▶ EXERCISE GOAL: Carry none of the pictures over; write out the complete data exactly.

Collected data entries
_ _ _

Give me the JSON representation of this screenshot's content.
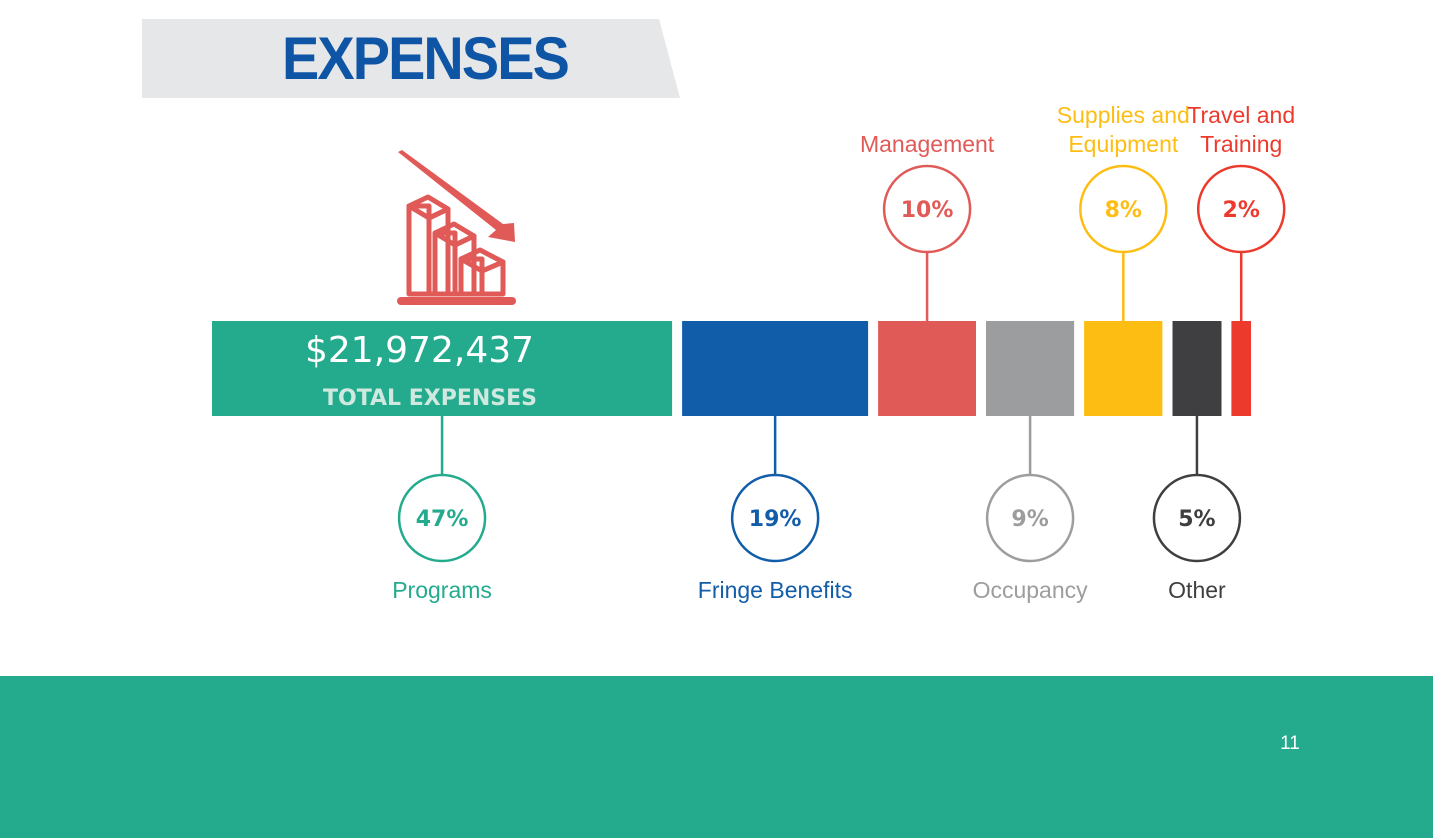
{
  "title": "EXPENSES",
  "page_number": "11",
  "colors": {
    "banner": "#e6e7e8",
    "title": "#0e55a5",
    "footer": "#24ab8d",
    "icon": "#e05a57"
  },
  "icon": "declining-bar-chart-icon",
  "chart_data": {
    "type": "bar",
    "orientation": "horizontal-stacked",
    "total": {
      "amount": "$21,972,437",
      "label": "TOTAL EXPENSES"
    },
    "unit": "%",
    "categories": [
      "Programs",
      "Fringe Benefits",
      "Management",
      "Occupancy",
      "Supplies and Equipment",
      "Other",
      "Travel and Training"
    ],
    "values": [
      47,
      19,
      10,
      9,
      8,
      5,
      2
    ],
    "labels": [
      "47%",
      "19%",
      "10%",
      "9%",
      "8%",
      "5%",
      "2%"
    ],
    "label_position": [
      "below",
      "below",
      "above",
      "below",
      "above",
      "below",
      "above"
    ],
    "colors": [
      "#24ab8d",
      "#125da9",
      "#e05a57",
      "#9c9d9f",
      "#fdbd13",
      "#3f3f41",
      "#ec3a2c"
    ]
  }
}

_ _ _

▶ EXERCISE SOLUTION:
Give me the JSON representation of this screenshot's content.
{
  "title": "EXPENSES",
  "page_number": "11",
  "colors": {
    "banner": "#e6e7e8",
    "title": "#0e55a5",
    "footer": "#24ab8d",
    "icon": "#e05a57"
  },
  "icon": "declining-bar-chart-icon",
  "chart_data": {
    "type": "bar",
    "orientation": "horizontal-stacked",
    "total": {
      "amount": "$21,972,437",
      "label": "TOTAL EXPENSES"
    },
    "unit": "%",
    "categories": [
      "Programs",
      "Fringe Benefits",
      "Management",
      "Occupancy",
      "Supplies and Equipment",
      "Other",
      "Travel and Training"
    ],
    "values": [
      47,
      19,
      10,
      9,
      8,
      5,
      2
    ],
    "labels": [
      "47%",
      "19%",
      "10%",
      "9%",
      "8%",
      "5%",
      "2%"
    ],
    "label_position": [
      "below",
      "below",
      "above",
      "below",
      "above",
      "below",
      "above"
    ],
    "colors": [
      "#24ab8d",
      "#125da9",
      "#e05a57",
      "#9c9d9f",
      "#fdbd13",
      "#3f3f41",
      "#ec3a2c"
    ]
  }
}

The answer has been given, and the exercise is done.